Stored dataset entries:
--- begin ---

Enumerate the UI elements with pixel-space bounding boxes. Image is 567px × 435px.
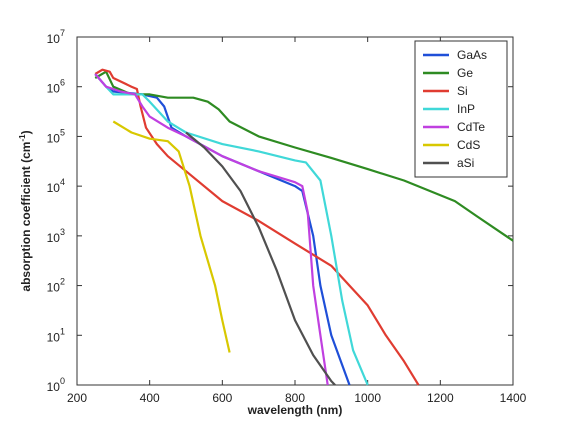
x-tick-label: 1200 <box>427 391 454 405</box>
x-tick-label: 800 <box>285 391 305 405</box>
y-tick-base: 10 <box>47 131 61 145</box>
y-tick-label: 106 <box>47 78 65 96</box>
series-line <box>94 68 420 386</box>
series-line <box>112 120 231 353</box>
x-tick-label: 1400 <box>500 391 527 405</box>
y-axis-label-text: absorption coefficient (cm <box>19 142 33 292</box>
y-tick-base: 10 <box>47 32 61 46</box>
y-axis-label: absorption coefficient (cm-1) <box>18 130 33 291</box>
y-tick-base: 10 <box>47 380 61 394</box>
y-tick-label: 100 <box>47 376 65 394</box>
y-tick-exponent: 6 <box>60 78 65 88</box>
y-tick-label: 103 <box>47 227 65 245</box>
y-axis-label-sup: -1 <box>18 134 27 142</box>
y-tick-label: 107 <box>47 28 65 46</box>
y-tick-base: 10 <box>47 281 61 295</box>
legend-label: Ge <box>457 66 473 80</box>
y-tick-label: 104 <box>47 177 65 195</box>
y-tick-exponent: 2 <box>60 277 65 287</box>
y-tick-exponent: 7 <box>60 28 65 38</box>
series-line <box>94 73 369 386</box>
legend-label: InP <box>457 102 475 116</box>
y-tick-base: 10 <box>47 82 61 96</box>
y-tick-exponent: 3 <box>60 227 65 237</box>
y-tick-base: 10 <box>47 231 61 245</box>
legend-label: CdS <box>457 138 480 152</box>
y-tick-label: 101 <box>47 326 65 344</box>
x-tick-label: 1000 <box>354 391 381 405</box>
series-line <box>185 131 336 386</box>
x-tick-label: 400 <box>140 391 160 405</box>
x-tick-label: 600 <box>212 391 232 405</box>
x-axis-label: wavelength (nm) <box>247 403 343 417</box>
legend-label: CdTe <box>457 120 485 134</box>
y-tick-base: 10 <box>47 330 61 344</box>
y-tick-exponent: 1 <box>60 326 65 336</box>
legend-label: aSi <box>457 156 474 170</box>
y-axis-label-end: ) <box>19 130 33 134</box>
legend-label: GaAs <box>457 48 487 62</box>
legend-label: Si <box>457 84 468 98</box>
y-tick-exponent: 0 <box>60 376 65 386</box>
y-tick-base: 10 <box>47 181 61 195</box>
y-tick-exponent: 4 <box>60 177 65 187</box>
x-tick-label: 200 <box>67 391 87 405</box>
y-tick-exponent: 5 <box>60 127 65 137</box>
y-tick-label: 105 <box>47 127 65 145</box>
y-tick-label: 102 <box>47 277 65 295</box>
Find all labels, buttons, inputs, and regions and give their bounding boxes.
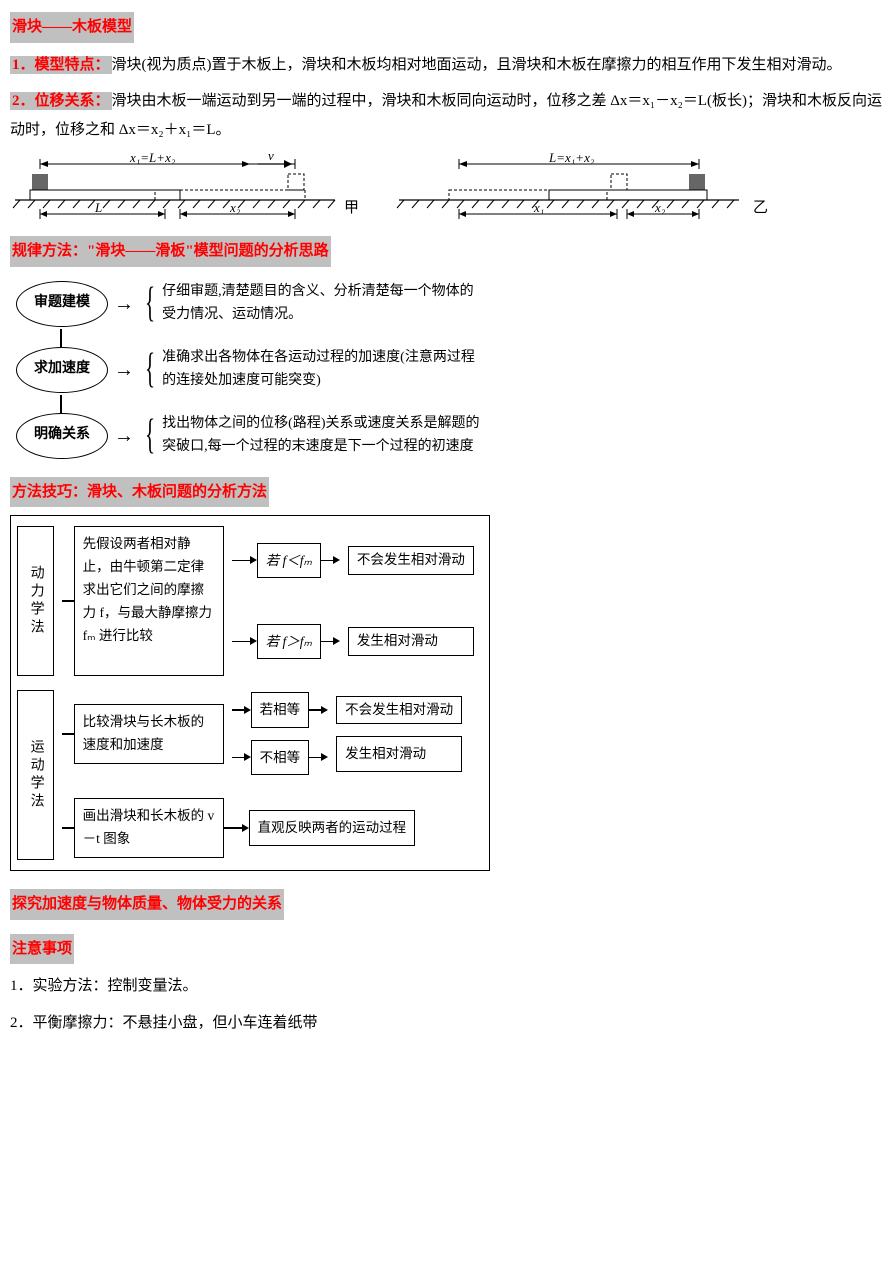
svg-text:v: v: [268, 152, 274, 163]
brace-icon: {: [145, 417, 155, 455]
arrow-icon: →: [114, 285, 134, 323]
arrow-icon: →: [114, 351, 134, 389]
section-2-label: 2．位移关系：: [10, 92, 112, 110]
res-1a: 不会发生相对滑动: [348, 546, 474, 575]
section-2: 2．位移关系：滑块由木板一端运动到另一端的过程中，滑块和木板同向运动时，位移之差…: [10, 87, 883, 144]
oval-3-text: 找出物体之间的位移(路程)关系或速度关系是解题的突破口,每一个过程的末速度是下一…: [162, 413, 482, 458]
svg-text:x₂: x₂: [229, 200, 241, 215]
res-1b: 发生相对滑动: [348, 627, 474, 656]
cond-1a: 若 f＜fₘ: [257, 543, 321, 579]
rule-heading: 规律方法："滑块——滑板"模型问题的分析思路: [10, 236, 331, 267]
svg-text:x₁: x₁: [533, 200, 544, 215]
diagram-right-label: 乙: [753, 194, 768, 223]
cond-1b: 若 f＞fₘ: [257, 624, 321, 660]
cond-2b: 不相等: [251, 740, 310, 776]
vlabel-dynamics: 动力学法: [17, 526, 54, 676]
doc-title: 滑块——木板模型: [10, 12, 134, 43]
oval-2: 求加速度: [16, 347, 108, 393]
box-kinematics: 比较滑块与长木板的速度和加速度: [74, 704, 224, 764]
section-1-label: 1．模型特点：: [10, 56, 112, 74]
flowchart: 动力学法 先假设两者相对静止，由牛顿第二定律求出它们之间的摩擦力 f，与最大静摩…: [10, 515, 490, 871]
brace-icon: {: [145, 285, 155, 323]
diagram-right: L=x₁+x₂ x₁ x₂: [389, 152, 749, 222]
oval-flow: 审题建模 → { 仔细审题,清楚题目的含义、分析清楚每一个物体的受力情况、运动情…: [16, 281, 883, 459]
diagram-left-label: 甲: [344, 194, 359, 223]
exp-heading: 探究加速度与物体质量、物体受力的关系: [10, 889, 284, 920]
res-2a: 不会发生相对滑动: [336, 696, 462, 725]
oval-1-text: 仔细审题,清楚题目的含义、分析清楚每一个物体的受力情况、运动情况。: [162, 281, 482, 326]
svg-text:x₂: x₂: [654, 200, 666, 215]
section-2-text: 滑块由木板一端运动到另一端的过程中，滑块和木板同向运动时，位移之差 Δx＝x₁－…: [10, 93, 882, 138]
method-heading: 方法技巧：滑块、木板问题的分析方法: [10, 477, 269, 508]
section-1-text: 滑块(视为质点)置于木板上，滑块和木板均相对地面运动，且滑块和木板在摩擦力的相互…: [112, 57, 842, 73]
res-3: 直观反映两者的运动过程: [249, 810, 416, 846]
diagram-left: x₁=L+x₂ v L x₂: [10, 152, 340, 222]
note-1: 1．实验方法：控制变量法。: [10, 972, 883, 1001]
section-1: 1．模型特点：滑块(视为质点)置于木板上，滑块和木板均相对地面运动，且滑块和木板…: [10, 51, 883, 80]
oval-3: 明确关系: [16, 413, 108, 459]
oval-2-text: 准确求出各物体在各运动过程的加速度(注意两过程的连接处加速度可能突变): [162, 347, 482, 392]
oval-1: 审题建模: [16, 281, 108, 327]
svg-text:L=x₁+x₂: L=x₁+x₂: [548, 152, 595, 165]
res-2b: 发生相对滑动: [336, 736, 462, 772]
box-vt: 画出滑块和长木板的 v－t 图象: [74, 798, 224, 858]
note-2: 2．平衡摩擦力：不悬挂小盘，但小车连着纸带: [10, 1009, 883, 1038]
vlabel-kinematics: 运动学法: [17, 690, 54, 860]
svg-text:x₁=L+x₂: x₁=L+x₂: [129, 152, 176, 165]
svg-text:L: L: [94, 200, 102, 215]
box-dynamics: 先假设两者相对静止，由牛顿第二定律求出它们之间的摩擦力 f，与最大静摩擦力 fₘ…: [74, 526, 224, 676]
diagram-row: x₁=L+x₂ v L x₂: [10, 152, 883, 222]
arrow-icon: →: [114, 417, 134, 455]
note-heading: 注意事项: [10, 934, 74, 965]
brace-icon: {: [145, 351, 155, 389]
cond-2a: 若相等: [251, 692, 310, 728]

--- end ---

▶ [What the task asks]: Return, unchanged, the lines from the one containing "svg-text:v: v: [268, 152, 274, 163]" through the one containing "res-1a: 不会发生相对滑动: [348, 546, 474, 575]", including both.

▶ [Answer]:
svg-text:v: v: [268, 152, 274, 163]
brace-icon: {: [145, 417, 155, 455]
arrow-icon: →: [114, 285, 134, 323]
arrow-icon: →: [114, 351, 134, 389]
section-2-label: 2．位移关系：: [10, 92, 112, 110]
res-1a: 不会发生相对滑动: [348, 546, 474, 575]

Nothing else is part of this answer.